[Chart and figure data]
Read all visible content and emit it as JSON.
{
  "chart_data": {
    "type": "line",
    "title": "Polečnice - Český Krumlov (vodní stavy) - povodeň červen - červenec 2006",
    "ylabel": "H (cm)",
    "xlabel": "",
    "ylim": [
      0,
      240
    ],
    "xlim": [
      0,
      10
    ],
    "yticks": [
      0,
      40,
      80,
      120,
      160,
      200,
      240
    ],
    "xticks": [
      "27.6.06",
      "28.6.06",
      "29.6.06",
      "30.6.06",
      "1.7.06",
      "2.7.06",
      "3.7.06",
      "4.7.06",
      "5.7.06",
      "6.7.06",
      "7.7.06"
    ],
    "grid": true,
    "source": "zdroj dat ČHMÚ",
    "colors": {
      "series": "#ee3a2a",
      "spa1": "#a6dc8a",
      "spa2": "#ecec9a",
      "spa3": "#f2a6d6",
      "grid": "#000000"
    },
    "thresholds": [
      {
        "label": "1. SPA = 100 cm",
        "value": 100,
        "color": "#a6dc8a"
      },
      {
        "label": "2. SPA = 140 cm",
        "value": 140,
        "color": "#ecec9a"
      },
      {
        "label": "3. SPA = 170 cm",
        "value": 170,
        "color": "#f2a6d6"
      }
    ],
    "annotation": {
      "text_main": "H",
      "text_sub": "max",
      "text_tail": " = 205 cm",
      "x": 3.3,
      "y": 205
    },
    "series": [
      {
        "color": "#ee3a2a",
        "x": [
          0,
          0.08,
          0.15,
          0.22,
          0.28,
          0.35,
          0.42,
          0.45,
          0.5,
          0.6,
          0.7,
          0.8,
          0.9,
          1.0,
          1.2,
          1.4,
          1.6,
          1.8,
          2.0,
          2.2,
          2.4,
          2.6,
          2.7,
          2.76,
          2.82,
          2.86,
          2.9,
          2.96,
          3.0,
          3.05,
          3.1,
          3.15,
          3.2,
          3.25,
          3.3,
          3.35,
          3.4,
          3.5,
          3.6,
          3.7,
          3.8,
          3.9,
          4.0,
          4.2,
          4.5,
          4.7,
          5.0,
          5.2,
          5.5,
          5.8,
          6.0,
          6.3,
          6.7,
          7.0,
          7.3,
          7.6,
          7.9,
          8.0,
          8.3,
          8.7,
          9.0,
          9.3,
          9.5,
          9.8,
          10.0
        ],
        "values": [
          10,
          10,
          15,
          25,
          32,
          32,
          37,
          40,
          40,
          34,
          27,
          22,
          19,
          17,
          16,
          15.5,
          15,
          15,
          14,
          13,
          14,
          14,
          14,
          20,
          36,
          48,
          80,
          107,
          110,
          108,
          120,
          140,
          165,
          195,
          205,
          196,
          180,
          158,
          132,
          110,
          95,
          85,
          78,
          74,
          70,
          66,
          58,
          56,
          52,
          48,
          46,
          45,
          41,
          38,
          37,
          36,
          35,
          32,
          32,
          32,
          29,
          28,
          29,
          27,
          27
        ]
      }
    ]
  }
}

■ **Work instructions**:
Make an exact copy of the listing, including every line.

■ **Finished task**:
Read all visible content and emit it as JSON.
{
  "chart_data": {
    "type": "line",
    "title": "Polečnice - Český Krumlov (vodní stavy) - povodeň červen - červenec 2006",
    "ylabel": "H (cm)",
    "xlabel": "",
    "ylim": [
      0,
      240
    ],
    "xlim": [
      0,
      10
    ],
    "yticks": [
      0,
      40,
      80,
      120,
      160,
      200,
      240
    ],
    "xticks": [
      "27.6.06",
      "28.6.06",
      "29.6.06",
      "30.6.06",
      "1.7.06",
      "2.7.06",
      "3.7.06",
      "4.7.06",
      "5.7.06",
      "6.7.06",
      "7.7.06"
    ],
    "grid": true,
    "source": "zdroj dat ČHMÚ",
    "colors": {
      "series": "#ee3a2a",
      "spa1": "#a6dc8a",
      "spa2": "#ecec9a",
      "spa3": "#f2a6d6",
      "grid": "#000000"
    },
    "thresholds": [
      {
        "label": "1. SPA = 100 cm",
        "value": 100,
        "color": "#a6dc8a"
      },
      {
        "label": "2. SPA = 140 cm",
        "value": 140,
        "color": "#ecec9a"
      },
      {
        "label": "3. SPA = 170 cm",
        "value": 170,
        "color": "#f2a6d6"
      }
    ],
    "annotation": {
      "text_main": "H",
      "text_sub": "max",
      "text_tail": " = 205 cm",
      "x": 3.3,
      "y": 205
    },
    "series": [
      {
        "color": "#ee3a2a",
        "x": [
          0,
          0.08,
          0.15,
          0.22,
          0.28,
          0.35,
          0.42,
          0.45,
          0.5,
          0.6,
          0.7,
          0.8,
          0.9,
          1.0,
          1.2,
          1.4,
          1.6,
          1.8,
          2.0,
          2.2,
          2.4,
          2.6,
          2.7,
          2.76,
          2.82,
          2.86,
          2.9,
          2.96,
          3.0,
          3.05,
          3.1,
          3.15,
          3.2,
          3.25,
          3.3,
          3.35,
          3.4,
          3.5,
          3.6,
          3.7,
          3.8,
          3.9,
          4.0,
          4.2,
          4.5,
          4.7,
          5.0,
          5.2,
          5.5,
          5.8,
          6.0,
          6.3,
          6.7,
          7.0,
          7.3,
          7.6,
          7.9,
          8.0,
          8.3,
          8.7,
          9.0,
          9.3,
          9.5,
          9.8,
          10.0
        ],
        "values": [
          10,
          10,
          15,
          25,
          32,
          32,
          37,
          40,
          40,
          34,
          27,
          22,
          19,
          17,
          16,
          15.5,
          15,
          15,
          14,
          13,
          14,
          14,
          14,
          20,
          36,
          48,
          80,
          107,
          110,
          108,
          120,
          140,
          165,
          195,
          205,
          196,
          180,
          158,
          132,
          110,
          95,
          85,
          78,
          74,
          70,
          66,
          58,
          56,
          52,
          48,
          46,
          45,
          41,
          38,
          37,
          36,
          35,
          32,
          32,
          32,
          29,
          28,
          29,
          27,
          27
        ]
      }
    ]
  }
}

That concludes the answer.